WHAT YOU ARE ASKED TO DO:
Gather all lines from the material that contain "abdomen".

(A run of records)
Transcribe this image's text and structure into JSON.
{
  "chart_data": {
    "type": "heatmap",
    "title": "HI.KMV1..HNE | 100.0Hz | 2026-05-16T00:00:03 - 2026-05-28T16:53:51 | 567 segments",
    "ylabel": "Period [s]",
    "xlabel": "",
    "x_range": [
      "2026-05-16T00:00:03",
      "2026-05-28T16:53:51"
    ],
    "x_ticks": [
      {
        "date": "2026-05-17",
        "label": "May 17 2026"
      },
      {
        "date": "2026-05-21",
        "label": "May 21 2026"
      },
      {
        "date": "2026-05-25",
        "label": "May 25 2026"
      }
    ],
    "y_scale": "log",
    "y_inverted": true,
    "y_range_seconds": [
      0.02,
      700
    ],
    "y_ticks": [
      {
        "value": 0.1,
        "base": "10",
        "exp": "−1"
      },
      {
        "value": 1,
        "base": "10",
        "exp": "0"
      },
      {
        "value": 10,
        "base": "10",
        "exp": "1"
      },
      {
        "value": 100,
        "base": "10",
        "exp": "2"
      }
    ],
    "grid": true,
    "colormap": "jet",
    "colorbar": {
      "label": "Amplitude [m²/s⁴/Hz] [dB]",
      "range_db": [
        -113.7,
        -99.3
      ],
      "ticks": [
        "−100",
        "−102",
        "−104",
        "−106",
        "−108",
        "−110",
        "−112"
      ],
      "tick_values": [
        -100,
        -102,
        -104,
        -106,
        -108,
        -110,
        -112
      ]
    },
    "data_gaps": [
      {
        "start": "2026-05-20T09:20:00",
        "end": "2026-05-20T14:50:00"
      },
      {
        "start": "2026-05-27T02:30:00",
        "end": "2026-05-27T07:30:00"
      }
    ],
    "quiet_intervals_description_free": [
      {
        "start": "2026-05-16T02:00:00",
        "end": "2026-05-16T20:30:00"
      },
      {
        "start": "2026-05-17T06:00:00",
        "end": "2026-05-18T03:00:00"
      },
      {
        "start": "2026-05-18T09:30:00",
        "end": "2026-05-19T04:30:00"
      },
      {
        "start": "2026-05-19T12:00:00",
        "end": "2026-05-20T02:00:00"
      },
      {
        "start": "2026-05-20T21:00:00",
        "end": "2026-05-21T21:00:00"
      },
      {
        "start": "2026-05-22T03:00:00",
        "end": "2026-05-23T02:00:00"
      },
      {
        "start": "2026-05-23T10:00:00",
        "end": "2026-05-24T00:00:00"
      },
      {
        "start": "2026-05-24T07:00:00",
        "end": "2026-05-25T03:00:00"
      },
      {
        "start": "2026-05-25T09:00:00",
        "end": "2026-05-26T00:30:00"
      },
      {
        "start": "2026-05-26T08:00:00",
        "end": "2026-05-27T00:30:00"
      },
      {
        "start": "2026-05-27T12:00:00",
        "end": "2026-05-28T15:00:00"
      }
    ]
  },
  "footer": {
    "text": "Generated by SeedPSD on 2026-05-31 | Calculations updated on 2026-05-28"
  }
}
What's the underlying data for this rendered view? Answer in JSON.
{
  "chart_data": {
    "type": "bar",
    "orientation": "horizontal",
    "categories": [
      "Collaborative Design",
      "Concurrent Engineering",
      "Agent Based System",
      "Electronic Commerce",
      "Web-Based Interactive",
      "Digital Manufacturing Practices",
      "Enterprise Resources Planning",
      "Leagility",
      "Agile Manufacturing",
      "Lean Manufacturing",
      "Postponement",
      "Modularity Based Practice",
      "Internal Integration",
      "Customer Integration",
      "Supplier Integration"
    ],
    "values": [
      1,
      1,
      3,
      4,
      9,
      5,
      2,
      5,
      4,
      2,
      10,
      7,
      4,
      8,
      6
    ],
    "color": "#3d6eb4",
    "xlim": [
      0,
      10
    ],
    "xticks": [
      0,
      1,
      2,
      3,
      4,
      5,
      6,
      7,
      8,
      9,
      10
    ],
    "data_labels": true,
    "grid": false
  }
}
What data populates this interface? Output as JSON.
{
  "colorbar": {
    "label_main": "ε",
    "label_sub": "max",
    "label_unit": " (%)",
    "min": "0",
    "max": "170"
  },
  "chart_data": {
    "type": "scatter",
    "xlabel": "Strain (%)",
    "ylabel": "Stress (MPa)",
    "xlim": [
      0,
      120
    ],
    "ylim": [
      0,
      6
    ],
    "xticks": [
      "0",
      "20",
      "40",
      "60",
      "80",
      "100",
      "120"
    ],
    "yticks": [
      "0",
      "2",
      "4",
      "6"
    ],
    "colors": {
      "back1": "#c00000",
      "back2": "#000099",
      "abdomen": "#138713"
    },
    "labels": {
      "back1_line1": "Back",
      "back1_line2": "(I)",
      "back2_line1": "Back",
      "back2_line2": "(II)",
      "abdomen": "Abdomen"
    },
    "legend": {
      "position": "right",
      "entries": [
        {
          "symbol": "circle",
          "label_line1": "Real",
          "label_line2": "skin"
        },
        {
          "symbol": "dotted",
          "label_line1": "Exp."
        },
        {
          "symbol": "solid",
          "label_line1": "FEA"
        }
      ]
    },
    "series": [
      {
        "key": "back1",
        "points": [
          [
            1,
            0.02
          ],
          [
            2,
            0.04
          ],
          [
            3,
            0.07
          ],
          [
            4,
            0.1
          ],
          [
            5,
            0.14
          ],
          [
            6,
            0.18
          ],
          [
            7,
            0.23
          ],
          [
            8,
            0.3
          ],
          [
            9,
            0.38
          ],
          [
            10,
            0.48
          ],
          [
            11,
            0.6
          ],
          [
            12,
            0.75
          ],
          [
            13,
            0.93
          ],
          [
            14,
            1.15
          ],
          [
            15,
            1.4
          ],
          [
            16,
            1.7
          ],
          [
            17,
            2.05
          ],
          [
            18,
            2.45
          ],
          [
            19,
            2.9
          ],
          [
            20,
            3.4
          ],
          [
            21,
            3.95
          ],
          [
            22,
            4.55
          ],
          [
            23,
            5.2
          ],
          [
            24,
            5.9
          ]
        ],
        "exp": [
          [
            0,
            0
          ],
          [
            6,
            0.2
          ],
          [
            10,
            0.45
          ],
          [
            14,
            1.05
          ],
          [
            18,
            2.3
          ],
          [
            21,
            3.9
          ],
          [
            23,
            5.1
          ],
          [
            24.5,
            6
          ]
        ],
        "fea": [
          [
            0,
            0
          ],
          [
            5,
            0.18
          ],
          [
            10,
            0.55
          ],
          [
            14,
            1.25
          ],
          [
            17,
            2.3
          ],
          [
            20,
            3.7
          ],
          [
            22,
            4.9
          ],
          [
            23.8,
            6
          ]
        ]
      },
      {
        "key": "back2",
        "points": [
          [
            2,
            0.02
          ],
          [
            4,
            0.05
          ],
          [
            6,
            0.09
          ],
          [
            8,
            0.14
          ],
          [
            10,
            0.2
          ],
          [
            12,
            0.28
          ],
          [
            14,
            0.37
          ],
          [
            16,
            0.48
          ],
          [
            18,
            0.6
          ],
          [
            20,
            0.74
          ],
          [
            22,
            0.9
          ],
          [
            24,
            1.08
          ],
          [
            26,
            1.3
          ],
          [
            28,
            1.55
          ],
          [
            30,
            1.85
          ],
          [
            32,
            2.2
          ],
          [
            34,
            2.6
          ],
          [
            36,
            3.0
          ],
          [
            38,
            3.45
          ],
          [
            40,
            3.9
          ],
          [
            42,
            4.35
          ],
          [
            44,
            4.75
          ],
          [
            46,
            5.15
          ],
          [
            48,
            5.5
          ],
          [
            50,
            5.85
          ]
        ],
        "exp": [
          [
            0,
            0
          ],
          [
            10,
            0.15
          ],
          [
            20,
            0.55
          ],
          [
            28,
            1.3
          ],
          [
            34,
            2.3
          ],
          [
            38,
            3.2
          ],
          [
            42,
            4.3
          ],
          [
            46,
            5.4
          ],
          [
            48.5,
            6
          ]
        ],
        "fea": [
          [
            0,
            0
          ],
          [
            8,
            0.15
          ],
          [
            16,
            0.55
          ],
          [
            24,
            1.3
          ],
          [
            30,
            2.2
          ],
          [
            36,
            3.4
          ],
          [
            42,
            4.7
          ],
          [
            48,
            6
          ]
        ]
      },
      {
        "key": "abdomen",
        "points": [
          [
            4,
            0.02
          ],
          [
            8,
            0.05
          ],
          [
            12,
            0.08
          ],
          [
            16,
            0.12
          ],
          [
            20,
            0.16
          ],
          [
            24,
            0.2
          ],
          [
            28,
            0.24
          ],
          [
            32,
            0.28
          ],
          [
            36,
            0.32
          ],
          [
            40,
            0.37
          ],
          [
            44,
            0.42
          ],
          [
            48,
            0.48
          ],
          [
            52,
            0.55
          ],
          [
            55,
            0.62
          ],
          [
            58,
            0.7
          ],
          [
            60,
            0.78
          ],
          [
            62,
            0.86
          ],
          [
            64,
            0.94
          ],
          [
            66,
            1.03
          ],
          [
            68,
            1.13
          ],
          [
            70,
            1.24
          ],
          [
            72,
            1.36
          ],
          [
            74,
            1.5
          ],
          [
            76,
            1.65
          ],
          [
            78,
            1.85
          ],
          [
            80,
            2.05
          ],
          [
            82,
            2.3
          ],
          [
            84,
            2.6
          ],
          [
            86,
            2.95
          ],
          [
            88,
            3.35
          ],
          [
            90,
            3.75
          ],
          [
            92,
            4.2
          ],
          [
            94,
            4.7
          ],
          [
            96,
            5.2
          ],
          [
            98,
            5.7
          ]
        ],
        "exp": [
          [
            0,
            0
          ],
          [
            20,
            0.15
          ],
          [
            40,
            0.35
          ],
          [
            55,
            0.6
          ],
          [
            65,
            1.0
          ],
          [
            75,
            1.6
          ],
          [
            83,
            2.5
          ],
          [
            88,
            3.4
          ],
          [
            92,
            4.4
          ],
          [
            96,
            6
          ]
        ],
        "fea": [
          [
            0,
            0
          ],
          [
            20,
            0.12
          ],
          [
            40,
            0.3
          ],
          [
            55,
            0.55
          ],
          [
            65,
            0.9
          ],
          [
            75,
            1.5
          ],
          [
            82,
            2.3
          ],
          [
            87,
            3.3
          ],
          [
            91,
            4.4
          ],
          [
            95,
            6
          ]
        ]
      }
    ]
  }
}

OUTPUT:
      "abdomen": "#138713"
      "abdomen": "Abdomen"
        "key": "abdomen",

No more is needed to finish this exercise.